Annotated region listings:
—————

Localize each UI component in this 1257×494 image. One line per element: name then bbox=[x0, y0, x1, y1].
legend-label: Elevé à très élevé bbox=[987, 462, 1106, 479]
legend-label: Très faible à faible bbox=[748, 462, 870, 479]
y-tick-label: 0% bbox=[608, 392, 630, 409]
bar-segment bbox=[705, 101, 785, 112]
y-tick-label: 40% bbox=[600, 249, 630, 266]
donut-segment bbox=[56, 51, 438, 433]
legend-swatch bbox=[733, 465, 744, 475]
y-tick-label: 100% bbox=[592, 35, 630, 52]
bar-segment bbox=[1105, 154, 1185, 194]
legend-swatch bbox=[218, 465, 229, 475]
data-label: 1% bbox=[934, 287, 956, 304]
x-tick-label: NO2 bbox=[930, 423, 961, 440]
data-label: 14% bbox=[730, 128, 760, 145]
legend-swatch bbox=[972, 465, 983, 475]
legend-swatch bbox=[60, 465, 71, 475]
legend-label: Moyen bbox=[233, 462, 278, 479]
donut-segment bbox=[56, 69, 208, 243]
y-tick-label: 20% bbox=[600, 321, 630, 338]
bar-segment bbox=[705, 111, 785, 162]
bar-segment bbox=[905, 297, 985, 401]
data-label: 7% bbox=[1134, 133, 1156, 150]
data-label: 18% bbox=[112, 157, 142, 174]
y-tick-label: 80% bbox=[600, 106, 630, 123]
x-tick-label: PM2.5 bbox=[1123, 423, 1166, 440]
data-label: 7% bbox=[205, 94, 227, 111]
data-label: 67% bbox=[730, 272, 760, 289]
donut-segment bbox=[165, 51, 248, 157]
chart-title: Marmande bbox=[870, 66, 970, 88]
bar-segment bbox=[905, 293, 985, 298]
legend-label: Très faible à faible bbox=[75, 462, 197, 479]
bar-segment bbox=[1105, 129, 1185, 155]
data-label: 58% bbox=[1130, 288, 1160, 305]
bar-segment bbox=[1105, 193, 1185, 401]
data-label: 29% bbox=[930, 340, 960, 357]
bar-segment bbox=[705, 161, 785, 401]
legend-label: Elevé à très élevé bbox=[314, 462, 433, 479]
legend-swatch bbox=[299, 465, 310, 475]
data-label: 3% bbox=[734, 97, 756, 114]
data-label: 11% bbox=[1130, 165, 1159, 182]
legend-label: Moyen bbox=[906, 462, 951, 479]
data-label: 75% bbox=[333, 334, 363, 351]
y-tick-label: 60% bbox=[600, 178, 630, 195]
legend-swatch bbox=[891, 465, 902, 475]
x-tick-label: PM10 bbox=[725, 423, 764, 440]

—————

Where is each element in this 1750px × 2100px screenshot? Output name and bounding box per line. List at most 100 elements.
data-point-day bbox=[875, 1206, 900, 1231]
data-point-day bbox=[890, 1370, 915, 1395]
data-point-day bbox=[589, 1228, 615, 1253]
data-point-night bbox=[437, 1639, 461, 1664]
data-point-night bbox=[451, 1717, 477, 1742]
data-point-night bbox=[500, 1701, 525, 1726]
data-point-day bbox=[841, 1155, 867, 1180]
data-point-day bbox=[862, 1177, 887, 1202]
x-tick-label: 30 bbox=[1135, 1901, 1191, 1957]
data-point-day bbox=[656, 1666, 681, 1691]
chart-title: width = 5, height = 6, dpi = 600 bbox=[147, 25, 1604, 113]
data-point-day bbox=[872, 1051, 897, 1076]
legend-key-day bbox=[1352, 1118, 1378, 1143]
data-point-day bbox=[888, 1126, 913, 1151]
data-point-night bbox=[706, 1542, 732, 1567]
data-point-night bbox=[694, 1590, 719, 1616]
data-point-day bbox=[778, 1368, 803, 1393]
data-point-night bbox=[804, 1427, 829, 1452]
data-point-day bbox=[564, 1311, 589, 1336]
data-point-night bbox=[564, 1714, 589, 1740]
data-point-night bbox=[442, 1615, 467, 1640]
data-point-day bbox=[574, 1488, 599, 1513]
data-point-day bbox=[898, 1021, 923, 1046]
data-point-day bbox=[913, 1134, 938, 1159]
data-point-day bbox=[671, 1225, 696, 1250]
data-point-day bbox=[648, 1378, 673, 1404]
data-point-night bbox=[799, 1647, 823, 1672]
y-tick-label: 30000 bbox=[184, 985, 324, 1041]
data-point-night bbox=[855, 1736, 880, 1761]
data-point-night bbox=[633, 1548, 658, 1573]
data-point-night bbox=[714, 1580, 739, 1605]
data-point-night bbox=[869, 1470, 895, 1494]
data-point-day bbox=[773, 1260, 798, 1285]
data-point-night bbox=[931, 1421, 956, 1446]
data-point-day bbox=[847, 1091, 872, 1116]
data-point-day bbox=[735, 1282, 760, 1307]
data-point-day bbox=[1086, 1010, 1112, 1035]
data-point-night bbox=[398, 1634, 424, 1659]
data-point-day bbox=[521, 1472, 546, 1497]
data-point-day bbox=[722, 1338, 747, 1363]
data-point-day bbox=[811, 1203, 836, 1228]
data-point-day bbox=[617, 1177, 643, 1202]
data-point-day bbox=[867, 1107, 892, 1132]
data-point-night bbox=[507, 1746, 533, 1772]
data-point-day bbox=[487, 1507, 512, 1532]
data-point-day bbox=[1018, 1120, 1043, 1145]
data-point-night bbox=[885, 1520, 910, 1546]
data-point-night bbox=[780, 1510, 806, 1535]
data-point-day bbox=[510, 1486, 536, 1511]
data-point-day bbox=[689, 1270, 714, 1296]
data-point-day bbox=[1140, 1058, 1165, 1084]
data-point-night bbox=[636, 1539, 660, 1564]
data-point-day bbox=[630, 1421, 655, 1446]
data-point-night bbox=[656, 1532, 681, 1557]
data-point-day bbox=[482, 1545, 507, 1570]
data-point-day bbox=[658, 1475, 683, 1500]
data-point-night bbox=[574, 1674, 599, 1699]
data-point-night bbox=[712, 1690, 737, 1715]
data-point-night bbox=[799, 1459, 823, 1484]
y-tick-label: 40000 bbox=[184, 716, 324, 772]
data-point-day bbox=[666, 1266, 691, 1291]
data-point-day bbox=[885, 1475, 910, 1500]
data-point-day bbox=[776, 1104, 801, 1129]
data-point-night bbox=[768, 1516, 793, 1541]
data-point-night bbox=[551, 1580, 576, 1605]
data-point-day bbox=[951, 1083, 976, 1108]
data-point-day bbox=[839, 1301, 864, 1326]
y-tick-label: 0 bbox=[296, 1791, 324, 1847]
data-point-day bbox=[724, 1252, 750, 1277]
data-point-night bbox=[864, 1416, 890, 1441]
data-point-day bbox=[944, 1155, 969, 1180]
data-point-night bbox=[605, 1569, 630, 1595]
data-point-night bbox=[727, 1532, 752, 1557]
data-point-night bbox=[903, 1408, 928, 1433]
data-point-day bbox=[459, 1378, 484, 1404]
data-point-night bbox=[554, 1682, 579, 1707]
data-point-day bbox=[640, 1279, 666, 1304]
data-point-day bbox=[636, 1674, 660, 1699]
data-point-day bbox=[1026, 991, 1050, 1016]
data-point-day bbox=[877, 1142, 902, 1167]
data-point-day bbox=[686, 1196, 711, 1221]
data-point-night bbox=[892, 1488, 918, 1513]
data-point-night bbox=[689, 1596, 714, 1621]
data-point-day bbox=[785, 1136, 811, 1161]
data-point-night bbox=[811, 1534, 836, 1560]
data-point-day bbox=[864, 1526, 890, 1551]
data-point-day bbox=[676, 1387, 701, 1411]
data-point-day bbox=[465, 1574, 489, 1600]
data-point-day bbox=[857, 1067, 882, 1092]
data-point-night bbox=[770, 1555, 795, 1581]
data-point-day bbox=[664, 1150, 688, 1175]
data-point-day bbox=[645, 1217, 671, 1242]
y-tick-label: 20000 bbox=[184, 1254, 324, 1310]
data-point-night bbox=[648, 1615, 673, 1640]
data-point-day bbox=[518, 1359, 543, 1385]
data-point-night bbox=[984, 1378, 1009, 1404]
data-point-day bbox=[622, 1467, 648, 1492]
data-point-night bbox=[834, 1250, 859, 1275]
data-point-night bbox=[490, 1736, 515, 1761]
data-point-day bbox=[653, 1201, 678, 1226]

—————

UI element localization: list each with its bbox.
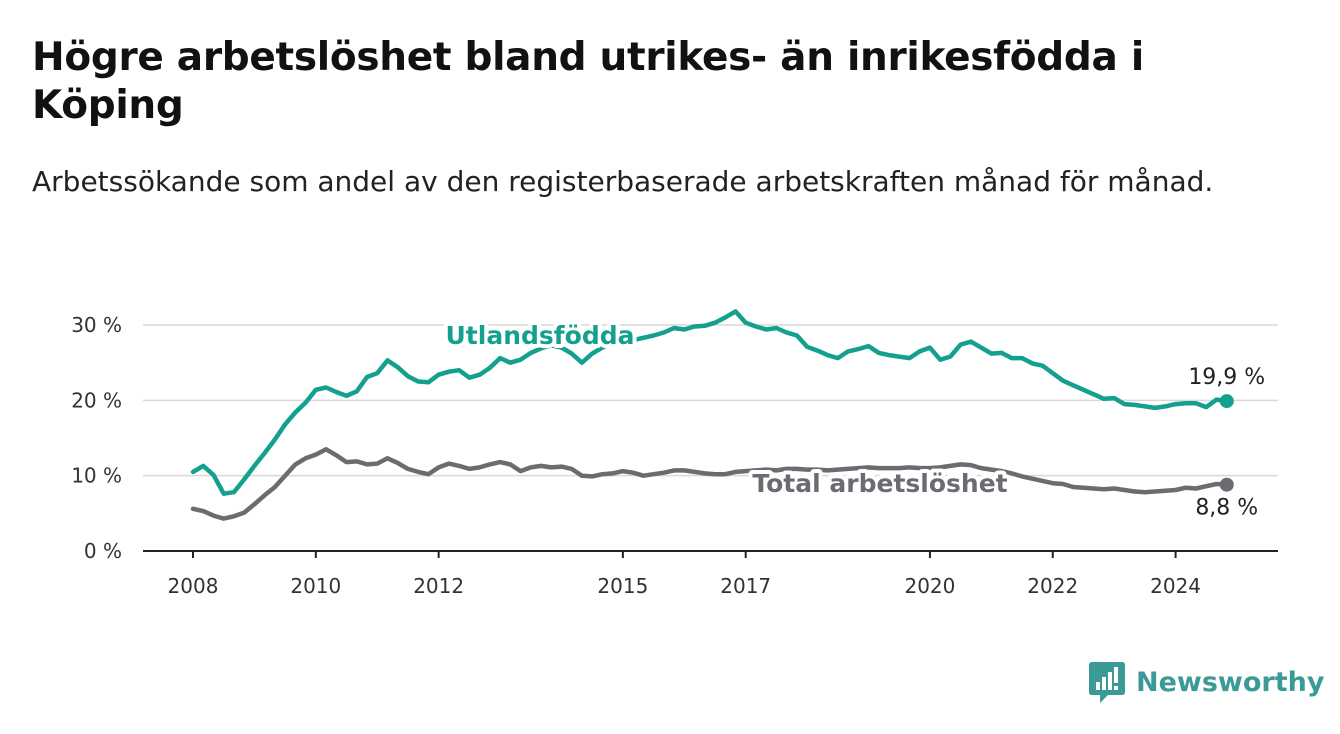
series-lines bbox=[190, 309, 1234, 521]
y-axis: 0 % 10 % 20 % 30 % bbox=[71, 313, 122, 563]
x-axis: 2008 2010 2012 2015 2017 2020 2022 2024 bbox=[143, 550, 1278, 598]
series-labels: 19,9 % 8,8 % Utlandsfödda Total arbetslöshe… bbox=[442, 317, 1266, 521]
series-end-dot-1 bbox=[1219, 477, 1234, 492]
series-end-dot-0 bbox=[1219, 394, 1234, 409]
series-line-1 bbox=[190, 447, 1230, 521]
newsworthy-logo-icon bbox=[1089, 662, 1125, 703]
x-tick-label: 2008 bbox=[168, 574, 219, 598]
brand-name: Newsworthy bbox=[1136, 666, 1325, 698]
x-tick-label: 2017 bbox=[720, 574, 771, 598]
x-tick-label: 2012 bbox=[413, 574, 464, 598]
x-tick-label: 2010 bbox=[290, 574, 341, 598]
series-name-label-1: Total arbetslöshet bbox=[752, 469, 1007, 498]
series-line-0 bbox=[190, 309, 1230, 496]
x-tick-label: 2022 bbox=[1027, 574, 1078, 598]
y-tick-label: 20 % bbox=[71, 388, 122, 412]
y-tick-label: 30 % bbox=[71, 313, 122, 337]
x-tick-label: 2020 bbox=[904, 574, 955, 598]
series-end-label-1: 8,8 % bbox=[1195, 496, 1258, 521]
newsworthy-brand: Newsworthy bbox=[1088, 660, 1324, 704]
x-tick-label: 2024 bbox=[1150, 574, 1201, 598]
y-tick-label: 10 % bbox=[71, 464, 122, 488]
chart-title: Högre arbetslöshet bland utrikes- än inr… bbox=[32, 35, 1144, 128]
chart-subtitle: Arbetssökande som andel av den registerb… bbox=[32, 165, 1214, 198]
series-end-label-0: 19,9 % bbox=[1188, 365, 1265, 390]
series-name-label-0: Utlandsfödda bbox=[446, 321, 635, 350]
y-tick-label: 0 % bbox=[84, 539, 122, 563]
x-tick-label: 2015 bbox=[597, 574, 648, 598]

—————

■ **What you are asked to do**
Edit the entries from the line with "Localize each UI" through the line with "legend-swatch bbox=[733, 465, 744, 475]", swapping "legend-label" for "legend-text" and leaving all else as it is.

■ **Answer to the task**
Localize each UI component in this 1257×494 image. One line per element: name then bbox=[x0, y0, x1, y1].
legend-text: Elevé à très élevé bbox=[987, 462, 1106, 479]
legend-text: Très faible à faible bbox=[748, 462, 870, 479]
y-tick-label: 0% bbox=[608, 392, 630, 409]
bar-segment bbox=[705, 101, 785, 112]
y-tick-label: 40% bbox=[600, 249, 630, 266]
donut-segment bbox=[56, 51, 438, 433]
legend-swatch bbox=[733, 465, 744, 475]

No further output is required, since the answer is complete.